*REQUIREMENTS:*
Copy each line of the records that holds the string "Success".

*DATA PROVIDED:*

- - -

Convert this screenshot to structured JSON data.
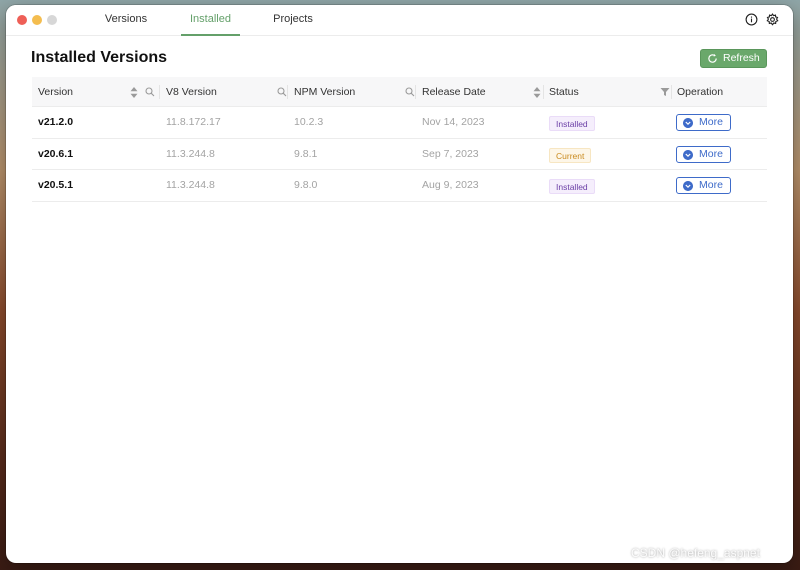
{
  "tabs": [
    {
      "label": "Versions"
    },
    {
      "label": "Installed"
    },
    {
      "label": "Projects"
    }
  ],
  "active_tab": "Installed",
  "page": {
    "title": "Installed Versions"
  },
  "toolbar": {
    "refresh_label": "Refresh"
  },
  "table": {
    "columns": [
      "Version",
      "V8 Version",
      "NPM Version",
      "Release Date",
      "Status",
      "Operation"
    ],
    "rows": [
      {
        "version": "v21.2.0",
        "v8": "11.8.172.17",
        "npm": "10.2.3",
        "date": "Nov 14, 2023",
        "status": "Installed",
        "operation": "More"
      },
      {
        "version": "v20.6.1",
        "v8": "11.3.244.8",
        "npm": "9.8.1",
        "date": "Sep 7, 2023",
        "status": "Current",
        "operation": "More"
      },
      {
        "version": "v20.5.1",
        "v8": "11.3.244.8",
        "npm": "9.8.0",
        "date": "Aug 9, 2023",
        "status": "Installed",
        "operation": "More"
      }
    ]
  },
  "watermark": "CSDN @hefeng_aspnet",
  "colors": {
    "accent": "#64a06a",
    "link": "#3e6bc9",
    "installed_badge": "#6b3fa6",
    "current_badge": "#c98a1e"
  },
  "icons": {
    "info": "info-icon",
    "settings": "gear-icon",
    "refresh": "refresh-icon",
    "sort": "sort-icon",
    "search": "search-icon",
    "filter": "filter-icon",
    "more": "chevron-down-icon"
  }
}
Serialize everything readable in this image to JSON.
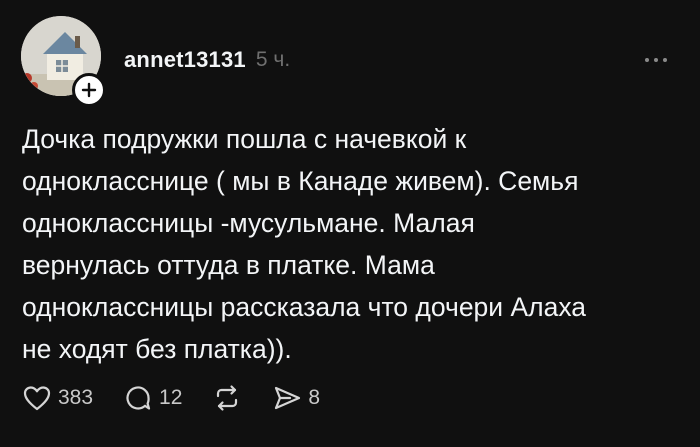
{
  "post": {
    "username": "annet13131",
    "timestamp": "5 ч.",
    "text": "Дочка подружки пошла с начевкой к\nоднокласснице ( мы в Канаде живем). Семья\nодноклассницы -мусульмане. Малая\nвернулась оттуда в платке. Мама\nодноклассницы рассказала что дочери Алаха\nне ходят без платка)).",
    "actions": {
      "likes": "383",
      "comments": "12",
      "shares": "8"
    },
    "icons": {
      "like": "heart-icon",
      "comment": "comment-bubble-icon",
      "repost": "repost-icon",
      "share": "send-icon",
      "more": "more-dots-icon",
      "follow": "plus-icon"
    }
  },
  "colors": {
    "background": "#101010",
    "text": "#f3f5f7",
    "muted": "#6f6f6f"
  }
}
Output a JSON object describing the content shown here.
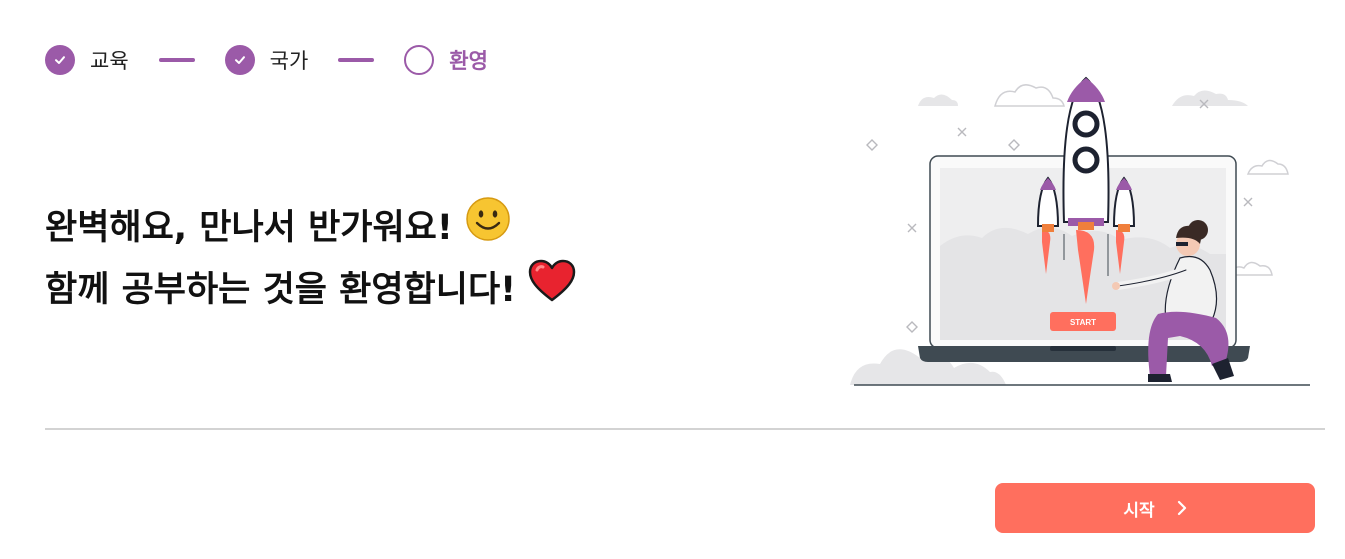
{
  "stepper": {
    "steps": [
      {
        "label": "교육",
        "state": "completed",
        "icon": "check-icon"
      },
      {
        "label": "국가",
        "state": "completed",
        "icon": "check-icon"
      },
      {
        "label": "환영",
        "state": "current",
        "icon": "empty-circle-icon"
      }
    ]
  },
  "welcome": {
    "line1": "완벽해요, 만나서 반가워요!",
    "line1_emoji": "smiling-face-emoji",
    "line2": "함께 공부하는 것을 환영합니다!",
    "line2_emoji": "red-heart-emoji"
  },
  "illustration": {
    "name": "rocket-launch-laptop-illustration",
    "laptop_button_label": "START"
  },
  "footer": {
    "start_button_label": "시작",
    "start_button_icon": "chevron-right-icon"
  },
  "colors": {
    "accent_purple": "#9b5aa8",
    "button_coral": "#ff6f5e",
    "divider": "#d3d3d3"
  }
}
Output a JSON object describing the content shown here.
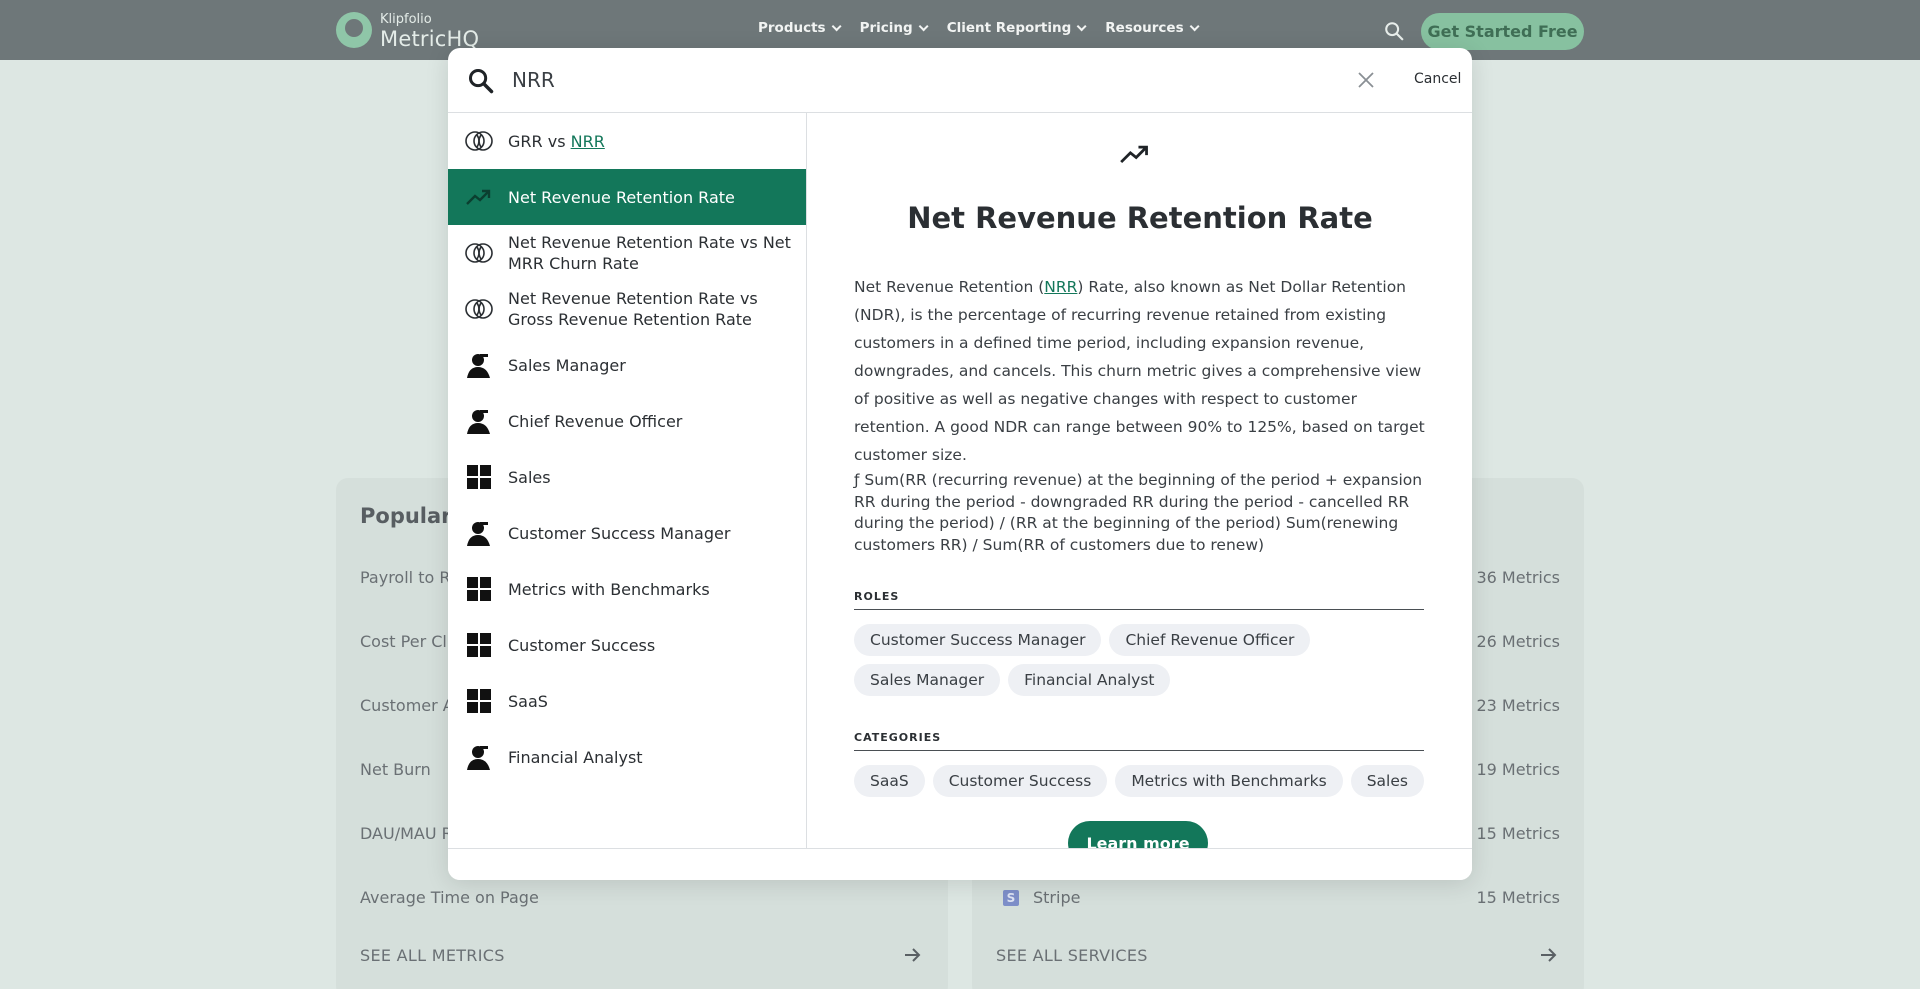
{
  "colors": {
    "brand_green": "#13775a",
    "nav_bg": "#6e7779",
    "page_bg": "#dde7e3",
    "cta_bg": "#87c1a0"
  },
  "header": {
    "logo_small": "Klipfolio",
    "logo_big": "MetricHQ",
    "nav": [
      "Products",
      "Pricing",
      "Client Reporting",
      "Resources"
    ],
    "cta": "Get Started Free"
  },
  "background": {
    "left": {
      "title": "Popular m",
      "rows": [
        "Payroll to Re",
        "Cost Per Cli",
        "Customer A",
        "Net Burn",
        "DAU/MAU R",
        "Average Time on Page"
      ],
      "footer": "SEE ALL METRICS"
    },
    "right": {
      "counts": [
        "36 Metrics",
        "26 Metrics",
        "23 Metrics",
        "19 Metrics",
        "15 Metrics",
        "15 Metrics"
      ],
      "last_row": "Stripe",
      "stripe_glyph": "S",
      "footer": "SEE ALL SERVICES"
    }
  },
  "search": {
    "query": "NRR",
    "cancel": "Cancel"
  },
  "results": [
    {
      "icon": "compare-icon",
      "pre": "GRR vs ",
      "match": "NRR",
      "post": "",
      "active": false
    },
    {
      "icon": "trend-icon",
      "label": "Net Revenue Retention Rate",
      "active": true
    },
    {
      "icon": "compare-icon",
      "label": "Net Revenue Retention Rate vs Net MRR Churn Rate",
      "active": false
    },
    {
      "icon": "compare-icon",
      "label": "Net Revenue Retention Rate vs Gross Revenue Retention Rate",
      "active": false
    },
    {
      "icon": "person-icon",
      "label": "Sales Manager",
      "active": false
    },
    {
      "icon": "person-icon",
      "label": "Chief Revenue Officer",
      "active": false
    },
    {
      "icon": "grid-icon",
      "label": "Sales",
      "active": false
    },
    {
      "icon": "person-icon",
      "label": "Customer Success Manager",
      "active": false
    },
    {
      "icon": "grid-icon",
      "label": "Metrics with Benchmarks",
      "active": false
    },
    {
      "icon": "grid-icon",
      "label": "Customer Success",
      "active": false
    },
    {
      "icon": "grid-icon",
      "label": "SaaS",
      "active": false
    },
    {
      "icon": "person-icon",
      "label": "Financial Analyst",
      "active": false
    }
  ],
  "detail": {
    "icon": "trend-icon",
    "title": "Net Revenue Retention Rate",
    "desc_pre": "Net Revenue Retention (",
    "desc_match": "NRR",
    "desc_post": ") Rate, also known as Net Dollar Retention (NDR), is the percentage of recurring revenue retained from existing customers in a defined time period, including expansion revenue, downgrades, and cancels. This churn metric gives a comprehensive view of positive as well as negative changes with respect to customer retention. A good NDR can range between 90% to 125%, based on target customer size.",
    "formula": "ƒ Sum(RR (recurring revenue) at the beginning of the period + expansion RR during the period - downgraded RR during the period - cancelled RR during the period) / (RR at the beginning of the period) Sum(renewing customers RR) / Sum(RR of customers due to renew)",
    "roles_heading": "ROLES",
    "roles": [
      "Customer Success Manager",
      "Chief Revenue Officer",
      "Sales Manager",
      "Financial Analyst"
    ],
    "categories_heading": "CATEGORIES",
    "categories": [
      "SaaS",
      "Customer Success",
      "Metrics with Benchmarks",
      "Sales"
    ],
    "learn_more": "Learn more"
  }
}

- - -

*THE OUTPUT:*
      "label": "Customer Success Manager",
      "label": "Customer Success",
      "Customer Success Manager",
      "Customer Success",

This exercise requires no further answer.